[Collection entries]
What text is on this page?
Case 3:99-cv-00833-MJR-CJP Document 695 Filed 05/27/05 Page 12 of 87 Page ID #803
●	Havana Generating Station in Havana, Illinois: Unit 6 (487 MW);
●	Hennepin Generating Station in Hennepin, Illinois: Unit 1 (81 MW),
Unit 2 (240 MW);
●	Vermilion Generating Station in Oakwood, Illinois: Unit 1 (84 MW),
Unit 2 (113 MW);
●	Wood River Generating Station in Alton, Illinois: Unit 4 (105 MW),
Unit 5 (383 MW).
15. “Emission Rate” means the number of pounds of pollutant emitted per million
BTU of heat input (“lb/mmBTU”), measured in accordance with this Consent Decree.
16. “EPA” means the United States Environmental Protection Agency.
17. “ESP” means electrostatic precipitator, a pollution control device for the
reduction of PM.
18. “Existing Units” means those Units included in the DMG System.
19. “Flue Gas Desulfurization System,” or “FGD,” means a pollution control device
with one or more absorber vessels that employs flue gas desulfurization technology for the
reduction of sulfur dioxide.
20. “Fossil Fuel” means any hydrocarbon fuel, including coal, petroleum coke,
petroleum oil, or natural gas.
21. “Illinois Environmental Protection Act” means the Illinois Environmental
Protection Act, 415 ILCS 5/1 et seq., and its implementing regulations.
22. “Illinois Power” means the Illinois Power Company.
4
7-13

§ **Exercise requirements**: Each entry above is to be quoted exactly.

§ **Answer for the task**:
What text is on this page?
Case 3:99-cv-00833-MJR-CJP Document 695 Filed 05/27/05 Page 12 of 87 Page ID #803
●	Havana Generating Station in Havana, Illinois: Unit 6 (487 MW);
●	Hennepin Generating Station in Hennepin, Illinois: Unit 1 (81 MW),
Unit 2 (240 MW);
●	Vermilion Generating Station in Oakwood, Illinois: Unit 1 (84 MW),
Unit 2 (113 MW);
●	Wood River Generating Station in Alton, Illinois: Unit 4 (105 MW),
Unit 5 (383 MW).
15. “Emission Rate” means the number of pounds of pollutant emitted per million
BTU of heat input (“lb/mmBTU”), measured in accordance with this Consent Decree.
16. “EPA” means the United States Environmental Protection Agency.
17. “ESP” means electrostatic precipitator, a pollution control device for the
reduction of PM.
18. “Existing Units” means those Units included in the DMG System.
19. “Flue Gas Desulfurization System,” or “FGD,” means a pollution control device
with one or more absorber vessels that employs flue gas desulfurization technology for the
reduction of sulfur dioxide.
20. “Fossil Fuel” means any hydrocarbon fuel, including coal, petroleum coke,
petroleum oil, or natural gas.
21. “Illinois Environmental Protection Act” means the Illinois Environmental
Protection Act, 415 ILCS 5/1 et seq., and its implementing regulations.
22. “Illinois Power” means the Illinois Power Company.
4
7-13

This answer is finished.